:: Input data

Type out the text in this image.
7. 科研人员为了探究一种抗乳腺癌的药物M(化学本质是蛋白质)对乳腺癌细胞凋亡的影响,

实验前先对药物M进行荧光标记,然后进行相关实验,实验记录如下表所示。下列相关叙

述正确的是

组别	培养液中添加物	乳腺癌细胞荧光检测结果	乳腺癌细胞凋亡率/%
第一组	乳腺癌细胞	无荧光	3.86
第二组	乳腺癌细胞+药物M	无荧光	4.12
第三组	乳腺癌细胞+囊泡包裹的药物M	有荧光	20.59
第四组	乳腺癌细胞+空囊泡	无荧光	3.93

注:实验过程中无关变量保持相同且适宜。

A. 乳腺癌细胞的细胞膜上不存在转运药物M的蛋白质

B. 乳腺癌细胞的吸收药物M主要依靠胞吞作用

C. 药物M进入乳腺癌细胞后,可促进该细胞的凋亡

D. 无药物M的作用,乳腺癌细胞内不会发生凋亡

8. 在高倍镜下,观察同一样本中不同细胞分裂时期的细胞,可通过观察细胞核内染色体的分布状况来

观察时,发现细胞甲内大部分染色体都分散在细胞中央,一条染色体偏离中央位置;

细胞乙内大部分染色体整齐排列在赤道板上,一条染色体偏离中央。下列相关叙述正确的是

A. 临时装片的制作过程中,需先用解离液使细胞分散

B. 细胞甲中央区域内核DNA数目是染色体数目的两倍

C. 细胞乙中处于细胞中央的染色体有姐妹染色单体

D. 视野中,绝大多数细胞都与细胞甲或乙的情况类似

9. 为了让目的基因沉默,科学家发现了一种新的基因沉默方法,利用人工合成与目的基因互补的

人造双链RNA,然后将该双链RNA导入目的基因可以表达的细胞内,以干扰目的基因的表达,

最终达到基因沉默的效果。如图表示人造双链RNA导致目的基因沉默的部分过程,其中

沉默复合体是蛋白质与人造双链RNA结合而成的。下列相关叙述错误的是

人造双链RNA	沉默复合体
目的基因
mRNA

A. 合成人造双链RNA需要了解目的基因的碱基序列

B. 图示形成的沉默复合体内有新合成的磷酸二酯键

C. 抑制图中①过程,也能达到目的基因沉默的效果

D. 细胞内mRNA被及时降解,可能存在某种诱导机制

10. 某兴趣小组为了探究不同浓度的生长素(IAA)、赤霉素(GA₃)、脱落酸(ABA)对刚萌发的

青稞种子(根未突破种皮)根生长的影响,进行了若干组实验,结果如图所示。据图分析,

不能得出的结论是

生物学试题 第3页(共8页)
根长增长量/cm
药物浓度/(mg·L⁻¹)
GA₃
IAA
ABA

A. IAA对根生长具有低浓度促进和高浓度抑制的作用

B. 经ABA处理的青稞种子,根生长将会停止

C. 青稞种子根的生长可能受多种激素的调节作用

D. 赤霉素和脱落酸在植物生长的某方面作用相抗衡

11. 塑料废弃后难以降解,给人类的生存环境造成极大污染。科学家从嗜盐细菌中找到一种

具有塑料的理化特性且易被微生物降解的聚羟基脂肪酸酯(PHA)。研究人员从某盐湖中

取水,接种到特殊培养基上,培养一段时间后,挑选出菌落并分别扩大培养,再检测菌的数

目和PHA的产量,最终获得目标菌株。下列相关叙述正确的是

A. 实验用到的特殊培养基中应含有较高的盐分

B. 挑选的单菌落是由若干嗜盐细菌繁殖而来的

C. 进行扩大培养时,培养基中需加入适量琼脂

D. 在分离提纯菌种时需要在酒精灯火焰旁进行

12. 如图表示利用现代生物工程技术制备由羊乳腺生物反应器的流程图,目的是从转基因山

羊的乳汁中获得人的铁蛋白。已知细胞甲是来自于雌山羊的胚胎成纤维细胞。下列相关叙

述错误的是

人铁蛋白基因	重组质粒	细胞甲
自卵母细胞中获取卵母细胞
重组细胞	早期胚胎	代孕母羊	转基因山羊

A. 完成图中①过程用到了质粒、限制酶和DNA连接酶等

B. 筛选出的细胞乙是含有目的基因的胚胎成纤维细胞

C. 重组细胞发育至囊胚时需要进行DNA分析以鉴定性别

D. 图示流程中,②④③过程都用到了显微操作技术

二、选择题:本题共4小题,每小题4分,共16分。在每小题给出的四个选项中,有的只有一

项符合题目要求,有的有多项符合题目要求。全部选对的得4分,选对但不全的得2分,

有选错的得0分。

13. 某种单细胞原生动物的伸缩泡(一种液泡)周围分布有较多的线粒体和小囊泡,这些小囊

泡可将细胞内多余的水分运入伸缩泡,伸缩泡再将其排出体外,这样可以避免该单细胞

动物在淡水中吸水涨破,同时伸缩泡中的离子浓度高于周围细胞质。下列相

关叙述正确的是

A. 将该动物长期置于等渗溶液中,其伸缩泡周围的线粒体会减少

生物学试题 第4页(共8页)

::::

_Problem requirements_
Write out every entry again exactly, please, with nothing missing.

_Output of the exercise_
Type out the text in this image.
7. 科研人员为了探究一种抗乳腺癌的药物M(化学本质是蛋白质)对乳腺癌细胞凋亡的影响,

实验前先对药物M进行荧光标记,然后进行相关实验,实验记录如下表所示。下列相关叙

述正确的是

组别	培养液中添加物	乳腺癌细胞荧光检测结果	乳腺癌细胞凋亡率/%
第一组	乳腺癌细胞	无荧光	3.86
第二组	乳腺癌细胞+药物M	无荧光	4.12
第三组	乳腺癌细胞+囊泡包裹的药物M	有荧光	20.59
第四组	乳腺癌细胞+空囊泡	无荧光	3.93

注:实验过程中无关变量保持相同且适宜。

A. 乳腺癌细胞的细胞膜上不存在转运药物M的蛋白质

B. 乳腺癌细胞的吸收药物M主要依靠胞吞作用

C. 药物M进入乳腺癌细胞后,可促进该细胞的凋亡

D. 无药物M的作用,乳腺癌细胞内不会发生凋亡

8. 在高倍镜下,观察同一样本中不同细胞分裂时期的细胞,可通过观察细胞核内染色体的分布状况来

观察时,发现细胞甲内大部分染色体都分散在细胞中央,一条染色体偏离中央位置;

细胞乙内大部分染色体整齐排列在赤道板上,一条染色体偏离中央。下列相关叙述正确的是

A. 临时装片的制作过程中,需先用解离液使细胞分散

B. 细胞甲中央区域内核DNA数目是染色体数目的两倍

C. 细胞乙中处于细胞中央的染色体有姐妹染色单体

D. 视野中,绝大多数细胞都与细胞甲或乙的情况类似

9. 为了让目的基因沉默,科学家发现了一种新的基因沉默方法,利用人工合成与目的基因互补的

人造双链RNA,然后将该双链RNA导入目的基因可以表达的细胞内,以干扰目的基因的表达,

最终达到基因沉默的效果。如图表示人造双链RNA导致目的基因沉默的部分过程,其中

沉默复合体是蛋白质与人造双链RNA结合而成的。下列相关叙述错误的是

人造双链RNA	沉默复合体
目的基因
mRNA

A. 合成人造双链RNA需要了解目的基因的碱基序列

B. 图示形成的沉默复合体内有新合成的磷酸二酯键

C. 抑制图中①过程,也能达到目的基因沉默的效果

D. 细胞内mRNA被及时降解,可能存在某种诱导机制

10. 某兴趣小组为了探究不同浓度的生长素(IAA)、赤霉素(GA₃)、脱落酸(ABA)对刚萌发的

青稞种子(根未突破种皮)根生长的影响,进行了若干组实验,结果如图所示。据图分析,

不能得出的结论是

生物学试题 第3页(共8页)
根长增长量/cm
药物浓度/(mg·L⁻¹)
GA₃
IAA
ABA

A. IAA对根生长具有低浓度促进和高浓度抑制的作用

B. 经ABA处理的青稞种子,根生长将会停止

C. 青稞种子根的生长可能受多种激素的调节作用

D. 赤霉素和脱落酸在植物生长的某方面作用相抗衡

11. 塑料废弃后难以降解,给人类的生存环境造成极大污染。科学家从嗜盐细菌中找到一种

具有塑料的理化特性且易被微生物降解的聚羟基脂肪酸酯(PHA)。研究人员从某盐湖中

取水,接种到特殊培养基上,培养一段时间后,挑选出菌落并分别扩大培养,再检测菌的数

目和PHA的产量,最终获得目标菌株。下列相关叙述正确的是

A. 实验用到的特殊培养基中应含有较高的盐分

B. 挑选的单菌落是由若干嗜盐细菌繁殖而来的

C. 进行扩大培养时,培养基中需加入适量琼脂

D. 在分离提纯菌种时需要在酒精灯火焰旁进行

12. 如图表示利用现代生物工程技术制备由羊乳腺生物反应器的流程图,目的是从转基因山

羊的乳汁中获得人的铁蛋白。已知细胞甲是来自于雌山羊的胚胎成纤维细胞。下列相关叙

述错误的是

人铁蛋白基因	重组质粒	细胞甲
自卵母细胞中获取卵母细胞
重组细胞	早期胚胎	代孕母羊	转基因山羊

A. 完成图中①过程用到了质粒、限制酶和DNA连接酶等

B. 筛选出的细胞乙是含有目的基因的胚胎成纤维细胞

C. 重组细胞发育至囊胚时需要进行DNA分析以鉴定性别

D. 图示流程中,②④③过程都用到了显微操作技术

二、选择题:本题共4小题,每小题4分,共16分。在每小题给出的四个选项中,有的只有一

项符合题目要求,有的有多项符合题目要求。全部选对的得4分,选对但不全的得2分,

有选错的得0分。

13. 某种单细胞原生动物的伸缩泡(一种液泡)周围分布有较多的线粒体和小囊泡,这些小囊

泡可将细胞内多余的水分运入伸缩泡,伸缩泡再将其排出体外,这样可以避免该单细胞

动物在淡水中吸水涨破,同时伸缩泡中的离子浓度高于周围细胞质。下列相

关叙述正确的是

A. 将该动物长期置于等渗溶液中,其伸缩泡周围的线粒体会减少

生物学试题 第4页(共8页)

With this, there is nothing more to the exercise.